### Work to be completed
Your task is to quote the material that follows, in full and exactly.

### Raw data
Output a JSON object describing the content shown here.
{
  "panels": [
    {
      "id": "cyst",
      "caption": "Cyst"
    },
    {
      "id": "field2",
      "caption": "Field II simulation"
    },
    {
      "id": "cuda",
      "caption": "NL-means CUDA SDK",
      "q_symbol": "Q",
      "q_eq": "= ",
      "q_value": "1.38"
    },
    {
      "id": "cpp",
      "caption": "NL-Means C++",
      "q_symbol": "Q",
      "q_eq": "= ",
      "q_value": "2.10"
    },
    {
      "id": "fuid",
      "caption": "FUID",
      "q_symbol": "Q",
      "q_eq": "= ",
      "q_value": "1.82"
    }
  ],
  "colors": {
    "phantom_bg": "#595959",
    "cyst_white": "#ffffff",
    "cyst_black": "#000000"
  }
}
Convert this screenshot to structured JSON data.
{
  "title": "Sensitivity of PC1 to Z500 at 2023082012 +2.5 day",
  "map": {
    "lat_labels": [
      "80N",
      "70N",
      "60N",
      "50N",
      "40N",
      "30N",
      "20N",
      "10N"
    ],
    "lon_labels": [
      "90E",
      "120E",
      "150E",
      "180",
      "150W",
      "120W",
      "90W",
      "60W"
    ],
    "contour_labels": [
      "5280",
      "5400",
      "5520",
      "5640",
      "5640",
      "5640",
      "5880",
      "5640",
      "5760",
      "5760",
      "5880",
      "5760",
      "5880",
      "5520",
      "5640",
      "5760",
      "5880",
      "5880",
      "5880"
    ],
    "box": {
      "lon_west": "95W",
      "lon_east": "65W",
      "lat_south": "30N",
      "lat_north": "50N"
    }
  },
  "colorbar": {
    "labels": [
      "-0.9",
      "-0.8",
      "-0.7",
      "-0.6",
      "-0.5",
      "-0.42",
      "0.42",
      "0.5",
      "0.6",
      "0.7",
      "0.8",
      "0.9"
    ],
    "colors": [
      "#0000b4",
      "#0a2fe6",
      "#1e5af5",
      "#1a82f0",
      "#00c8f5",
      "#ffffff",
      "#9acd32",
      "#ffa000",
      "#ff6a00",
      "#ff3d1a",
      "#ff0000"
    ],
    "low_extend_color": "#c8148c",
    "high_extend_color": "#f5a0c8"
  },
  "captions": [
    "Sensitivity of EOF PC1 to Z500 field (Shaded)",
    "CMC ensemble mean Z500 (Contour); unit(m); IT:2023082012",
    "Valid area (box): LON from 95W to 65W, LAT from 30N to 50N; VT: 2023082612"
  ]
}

### The answer
Output a JSON object describing the content shown here.
{
  "panels": [
    {
      "id": "cyst",
      "caption": "Cyst"
    },
    {
      "id": "field2",
      "caption": "Field II simulation"
    },
    {
      "id": "cuda",
      "caption": "NL-means CUDA SDK",
      "q_symbol": "Q",
      "q_eq": "= ",
      "q_value": "1.38"
    },
    {
      "id": "cpp",
      "caption": "NL-Means C++",
      "q_symbol": "Q",
      "q_eq": "= ",
      "q_value": "2.10"
    },
    {
      "id": "fuid",
      "caption": "FUID",
      "q_symbol": "Q",
      "q_eq": "= ",
      "q_value": "1.82"
    }
  ],
  "colors": {
    "phantom_bg": "#595959",
    "cyst_white": "#ffffff",
    "cyst_black": "#000000"
  }
}
Convert this screenshot to structured JSON data.
{
  "title": "Sensitivity of PC1 to Z500 at 2023082012 +2.5 day",
  "map": {
    "lat_labels": [
      "80N",
      "70N",
      "60N",
      "50N",
      "40N",
      "30N",
      "20N",
      "10N"
    ],
    "lon_labels": [
      "90E",
      "120E",
      "150E",
      "180",
      "150W",
      "120W",
      "90W",
      "60W"
    ],
    "contour_labels": [
      "5280",
      "5400",
      "5520",
      "5640",
      "5640",
      "5640",
      "5880",
      "5640",
      "5760",
      "5760",
      "5880",
      "5760",
      "5880",
      "5520",
      "5640",
      "5760",
      "5880",
      "5880",
      "5880"
    ],
    "box": {
      "lon_west": "95W",
      "lon_east": "65W",
      "lat_south": "30N",
      "lat_north": "50N"
    }
  },
  "colorbar": {
    "labels": [
      "-0.9",
      "-0.8",
      "-0.7",
      "-0.6",
      "-0.5",
      "-0.42",
      "0.42",
      "0.5",
      "0.6",
      "0.7",
      "0.8",
      "0.9"
    ],
    "colors": [
      "#0000b4",
      "#0a2fe6",
      "#1e5af5",
      "#1a82f0",
      "#00c8f5",
      "#ffffff",
      "#9acd32",
      "#ffa000",
      "#ff6a00",
      "#ff3d1a",
      "#ff0000"
    ],
    "low_extend_color": "#c8148c",
    "high_extend_color": "#f5a0c8"
  },
  "captions": [
    "Sensitivity of EOF PC1 to Z500 field (Shaded)",
    "CMC ensemble mean Z500 (Contour); unit(m); IT:2023082012",
    "Valid area (box): LON from 95W to 65W, LAT from 30N to 50N; VT: 2023082612"
  ]
}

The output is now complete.